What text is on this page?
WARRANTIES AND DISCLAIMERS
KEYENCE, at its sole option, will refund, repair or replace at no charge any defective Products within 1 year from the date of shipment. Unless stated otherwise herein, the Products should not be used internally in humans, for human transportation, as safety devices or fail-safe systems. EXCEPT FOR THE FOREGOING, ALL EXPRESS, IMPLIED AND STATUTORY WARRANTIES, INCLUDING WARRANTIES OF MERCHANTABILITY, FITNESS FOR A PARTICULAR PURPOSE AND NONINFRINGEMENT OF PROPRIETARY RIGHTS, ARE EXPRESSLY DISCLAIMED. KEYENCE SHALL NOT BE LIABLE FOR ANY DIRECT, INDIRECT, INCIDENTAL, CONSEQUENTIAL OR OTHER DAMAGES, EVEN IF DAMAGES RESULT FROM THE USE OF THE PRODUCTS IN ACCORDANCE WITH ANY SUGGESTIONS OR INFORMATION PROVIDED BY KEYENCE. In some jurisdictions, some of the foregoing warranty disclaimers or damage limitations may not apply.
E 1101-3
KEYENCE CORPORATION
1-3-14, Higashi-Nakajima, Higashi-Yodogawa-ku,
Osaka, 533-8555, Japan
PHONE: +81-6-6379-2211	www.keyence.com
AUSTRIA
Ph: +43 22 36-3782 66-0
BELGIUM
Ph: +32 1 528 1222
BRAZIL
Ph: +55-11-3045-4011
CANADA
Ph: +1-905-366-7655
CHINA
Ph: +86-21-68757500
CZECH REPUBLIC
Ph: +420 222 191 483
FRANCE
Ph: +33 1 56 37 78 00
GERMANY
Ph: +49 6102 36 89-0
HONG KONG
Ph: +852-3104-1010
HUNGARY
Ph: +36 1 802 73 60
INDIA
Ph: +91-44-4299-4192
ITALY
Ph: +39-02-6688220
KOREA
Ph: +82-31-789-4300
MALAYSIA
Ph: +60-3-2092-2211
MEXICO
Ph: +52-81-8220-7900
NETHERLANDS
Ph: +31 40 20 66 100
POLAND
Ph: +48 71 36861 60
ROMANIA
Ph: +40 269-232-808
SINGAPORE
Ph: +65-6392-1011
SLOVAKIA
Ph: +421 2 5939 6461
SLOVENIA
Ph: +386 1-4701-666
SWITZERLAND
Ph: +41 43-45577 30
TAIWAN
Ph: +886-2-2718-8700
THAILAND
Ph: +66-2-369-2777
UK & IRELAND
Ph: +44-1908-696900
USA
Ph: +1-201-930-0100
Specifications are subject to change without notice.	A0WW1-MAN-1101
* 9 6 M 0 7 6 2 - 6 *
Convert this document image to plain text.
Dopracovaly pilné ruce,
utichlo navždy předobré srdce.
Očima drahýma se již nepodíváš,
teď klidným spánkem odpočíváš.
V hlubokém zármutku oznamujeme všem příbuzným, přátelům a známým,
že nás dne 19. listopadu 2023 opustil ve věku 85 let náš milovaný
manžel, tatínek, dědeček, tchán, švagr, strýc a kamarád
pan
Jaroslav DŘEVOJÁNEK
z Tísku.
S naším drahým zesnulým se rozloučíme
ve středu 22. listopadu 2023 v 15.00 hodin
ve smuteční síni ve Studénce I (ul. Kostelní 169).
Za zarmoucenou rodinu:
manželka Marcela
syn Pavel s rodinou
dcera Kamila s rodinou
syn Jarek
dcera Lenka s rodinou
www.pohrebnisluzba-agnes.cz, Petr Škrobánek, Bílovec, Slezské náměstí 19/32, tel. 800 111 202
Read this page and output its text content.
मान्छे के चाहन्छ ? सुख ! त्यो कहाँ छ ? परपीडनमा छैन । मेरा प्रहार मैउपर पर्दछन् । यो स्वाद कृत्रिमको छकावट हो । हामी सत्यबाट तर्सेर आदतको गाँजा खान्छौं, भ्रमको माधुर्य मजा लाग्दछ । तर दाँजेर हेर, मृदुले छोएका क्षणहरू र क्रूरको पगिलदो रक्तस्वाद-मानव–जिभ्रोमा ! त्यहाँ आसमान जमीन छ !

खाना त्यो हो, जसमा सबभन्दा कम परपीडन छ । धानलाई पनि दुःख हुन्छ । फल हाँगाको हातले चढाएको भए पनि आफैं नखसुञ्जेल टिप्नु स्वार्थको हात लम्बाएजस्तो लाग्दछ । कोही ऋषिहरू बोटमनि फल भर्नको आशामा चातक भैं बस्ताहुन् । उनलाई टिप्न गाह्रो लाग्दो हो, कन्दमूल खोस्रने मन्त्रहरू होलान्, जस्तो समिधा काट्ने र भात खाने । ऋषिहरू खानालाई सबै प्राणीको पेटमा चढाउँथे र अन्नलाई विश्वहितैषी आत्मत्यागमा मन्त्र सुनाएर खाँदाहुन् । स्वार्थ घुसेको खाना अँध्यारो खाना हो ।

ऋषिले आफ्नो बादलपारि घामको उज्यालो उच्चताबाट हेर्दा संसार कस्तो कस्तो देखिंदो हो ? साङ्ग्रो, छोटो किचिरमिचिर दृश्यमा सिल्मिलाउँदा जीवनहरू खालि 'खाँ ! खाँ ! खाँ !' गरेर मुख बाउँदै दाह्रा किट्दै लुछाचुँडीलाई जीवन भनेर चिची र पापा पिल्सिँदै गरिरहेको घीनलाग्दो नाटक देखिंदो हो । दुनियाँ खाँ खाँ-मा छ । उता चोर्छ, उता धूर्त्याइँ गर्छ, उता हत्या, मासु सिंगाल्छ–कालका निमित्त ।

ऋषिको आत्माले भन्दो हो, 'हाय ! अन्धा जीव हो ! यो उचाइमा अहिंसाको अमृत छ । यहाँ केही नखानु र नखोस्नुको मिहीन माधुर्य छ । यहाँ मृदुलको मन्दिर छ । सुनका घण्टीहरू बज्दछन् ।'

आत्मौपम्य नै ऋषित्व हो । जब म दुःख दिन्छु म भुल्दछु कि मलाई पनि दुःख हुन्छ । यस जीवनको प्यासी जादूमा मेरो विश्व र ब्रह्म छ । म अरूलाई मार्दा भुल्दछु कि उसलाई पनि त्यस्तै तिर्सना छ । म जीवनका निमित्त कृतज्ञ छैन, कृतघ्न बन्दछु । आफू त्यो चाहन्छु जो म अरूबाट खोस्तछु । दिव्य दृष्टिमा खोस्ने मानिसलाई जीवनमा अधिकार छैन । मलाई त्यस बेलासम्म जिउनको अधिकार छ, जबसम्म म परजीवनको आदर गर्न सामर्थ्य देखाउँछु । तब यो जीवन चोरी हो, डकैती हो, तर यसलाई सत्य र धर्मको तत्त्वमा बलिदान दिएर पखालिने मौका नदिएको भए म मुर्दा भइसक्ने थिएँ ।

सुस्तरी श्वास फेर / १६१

Instructions to follow:
Every entry above needs to be quoted exactly.

Result:
What text is on this page?
WARRANTIES AND DISCLAIMERS
KEYENCE, at its sole option, will refund, repair or replace at no charge any defective Products within 1 year from the date of shipment. Unless stated otherwise herein, the Products should not be used internally in humans, for human transportation, as safety devices or fail-safe systems. EXCEPT FOR THE FOREGOING, ALL EXPRESS, IMPLIED AND STATUTORY WARRANTIES, INCLUDING WARRANTIES OF MERCHANTABILITY, FITNESS FOR A PARTICULAR PURPOSE AND NONINFRINGEMENT OF PROPRIETARY RIGHTS, ARE EXPRESSLY DISCLAIMED. KEYENCE SHALL NOT BE LIABLE FOR ANY DIRECT, INDIRECT, INCIDENTAL, CONSEQUENTIAL OR OTHER DAMAGES, EVEN IF DAMAGES RESULT FROM THE USE OF THE PRODUCTS IN ACCORDANCE WITH ANY SUGGESTIONS OR INFORMATION PROVIDED BY KEYENCE. In some jurisdictions, some of the foregoing warranty disclaimers or damage limitations may not apply.
E 1101-3
KEYENCE CORPORATION
1-3-14, Higashi-Nakajima, Higashi-Yodogawa-ku,
Osaka, 533-8555, Japan
PHONE: +81-6-6379-2211	www.keyence.com
AUSTRIA
Ph: +43 22 36-3782 66-0
BELGIUM
Ph: +32 1 528 1222
BRAZIL
Ph: +55-11-3045-4011
CANADA
Ph: +1-905-366-7655
CHINA
Ph: +86-21-68757500
CZECH REPUBLIC
Ph: +420 222 191 483
FRANCE
Ph: +33 1 56 37 78 00
GERMANY
Ph: +49 6102 36 89-0
HONG KONG
Ph: +852-3104-1010
HUNGARY
Ph: +36 1 802 73 60
INDIA
Ph: +91-44-4299-4192
ITALY
Ph: +39-02-6688220
KOREA
Ph: +82-31-789-4300
MALAYSIA
Ph: +60-3-2092-2211
MEXICO
Ph: +52-81-8220-7900
NETHERLANDS
Ph: +31 40 20 66 100
POLAND
Ph: +48 71 36861 60
ROMANIA
Ph: +40 269-232-808
SINGAPORE
Ph: +65-6392-1011
SLOVAKIA
Ph: +421 2 5939 6461
SLOVENIA
Ph: +386 1-4701-666
SWITZERLAND
Ph: +41 43-45577 30
TAIWAN
Ph: +886-2-2718-8700
THAILAND
Ph: +66-2-369-2777
UK & IRELAND
Ph: +44-1908-696900
USA
Ph: +1-201-930-0100
Specifications are subject to change without notice.	A0WW1-MAN-1101
* 9 6 M 0 7 6 2 - 6 *
Convert this document image to plain text.
Dopracovaly pilné ruce,
utichlo navždy předobré srdce.
Očima drahýma se již nepodíváš,
teď klidným spánkem odpočíváš.
V hlubokém zármutku oznamujeme všem příbuzným, přátelům a známým,
že nás dne 19. listopadu 2023 opustil ve věku 85 let náš milovaný
manžel, tatínek, dědeček, tchán, švagr, strýc a kamarád
pan
Jaroslav DŘEVOJÁNEK
z Tísku.
S naším drahým zesnulým se rozloučíme
ve středu 22. listopadu 2023 v 15.00 hodin
ve smuteční síni ve Studénce I (ul. Kostelní 169).
Za zarmoucenou rodinu:
manželka Marcela
syn Pavel s rodinou
dcera Kamila s rodinou
syn Jarek
dcera Lenka s rodinou
www.pohrebnisluzba-agnes.cz, Petr Škrobánek, Bílovec, Slezské náměstí 19/32, tel. 800 111 202
Read this page and output its text content.
मान्छे के चाहन्छ ? सुख ! त्यो कहाँ छ ? परपीडनमा छैन । मेरा प्रहार मैउपर पर्दछन् । यो स्वाद कृत्रिमको छकावट हो । हामी सत्यबाट तर्सेर आदतको गाँजा खान्छौं, भ्रमको माधुर्य मजा लाग्दछ । तर दाँजेर हेर, मृदुले छोएका क्षणहरू र क्रूरको पगिलदो रक्तस्वाद-मानव–जिभ्रोमा ! त्यहाँ आसमान जमीन छ !

खाना त्यो हो, जसमा सबभन्दा कम परपीडन छ । धानलाई पनि दुःख हुन्छ । फल हाँगाको हातले चढाएको भए पनि आफैं नखसुञ्जेल टिप्नु स्वार्थको हात लम्बाएजस्तो लाग्दछ । कोही ऋषिहरू बोटमनि फल भर्नको आशामा चातक भैं बस्ताहुन् । उनलाई टिप्न गाह्रो लाग्दो हो, कन्दमूल खोस्रने मन्त्रहरू होलान्, जस्तो समिधा काट्ने र भात खाने । ऋषिहरू खानालाई सबै प्राणीको पेटमा चढाउँथे र अन्नलाई विश्वहितैषी आत्मत्यागमा मन्त्र सुनाएर खाँदाहुन् । स्वार्थ घुसेको खाना अँध्यारो खाना हो ।

ऋषिले आफ्नो बादलपारि घामको उज्यालो उच्चताबाट हेर्दा संसार कस्तो कस्तो देखिंदो हो ? साङ्ग्रो, छोटो किचिरमिचिर दृश्यमा सिल्मिलाउँदा जीवनहरू खालि 'खाँ ! खाँ ! खाँ !' गरेर मुख बाउँदै दाह्रा किट्दै लुछाचुँडीलाई जीवन भनेर चिची र पापा पिल्सिँदै गरिरहेको घीनलाग्दो नाटक देखिंदो हो । दुनियाँ खाँ खाँ-मा छ । उता चोर्छ, उता धूर्त्याइँ गर्छ, उता हत्या, मासु सिंगाल्छ–कालका निमित्त ।

ऋषिको आत्माले भन्दो हो, 'हाय ! अन्धा जीव हो ! यो उचाइमा अहिंसाको अमृत छ । यहाँ केही नखानु र नखोस्नुको मिहीन माधुर्य छ । यहाँ मृदुलको मन्दिर छ । सुनका घण्टीहरू बज्दछन् ।'

आत्मौपम्य नै ऋषित्व हो । जब म दुःख दिन्छु म भुल्दछु कि मलाई पनि दुःख हुन्छ । यस जीवनको प्यासी जादूमा मेरो विश्व र ब्रह्म छ । म अरूलाई मार्दा भुल्दछु कि उसलाई पनि त्यस्तै तिर्सना छ । म जीवनका निमित्त कृतज्ञ छैन, कृतघ्न बन्दछु । आफू त्यो चाहन्छु जो म अरूबाट खोस्तछु । दिव्य दृष्टिमा खोस्ने मानिसलाई जीवनमा अधिकार छैन । मलाई त्यस बेलासम्म जिउनको अधिकार छ, जबसम्म म परजीवनको आदर गर्न सामर्थ्य देखाउँछु । तब यो जीवन चोरी हो, डकैती हो, तर यसलाई सत्य र धर्मको तत्त्वमा बलिदान दिएर पखालिने मौका नदिएको भए म मुर्दा भइसक्ने थिएँ ।

सुस्तरी श्वास फेर / १६१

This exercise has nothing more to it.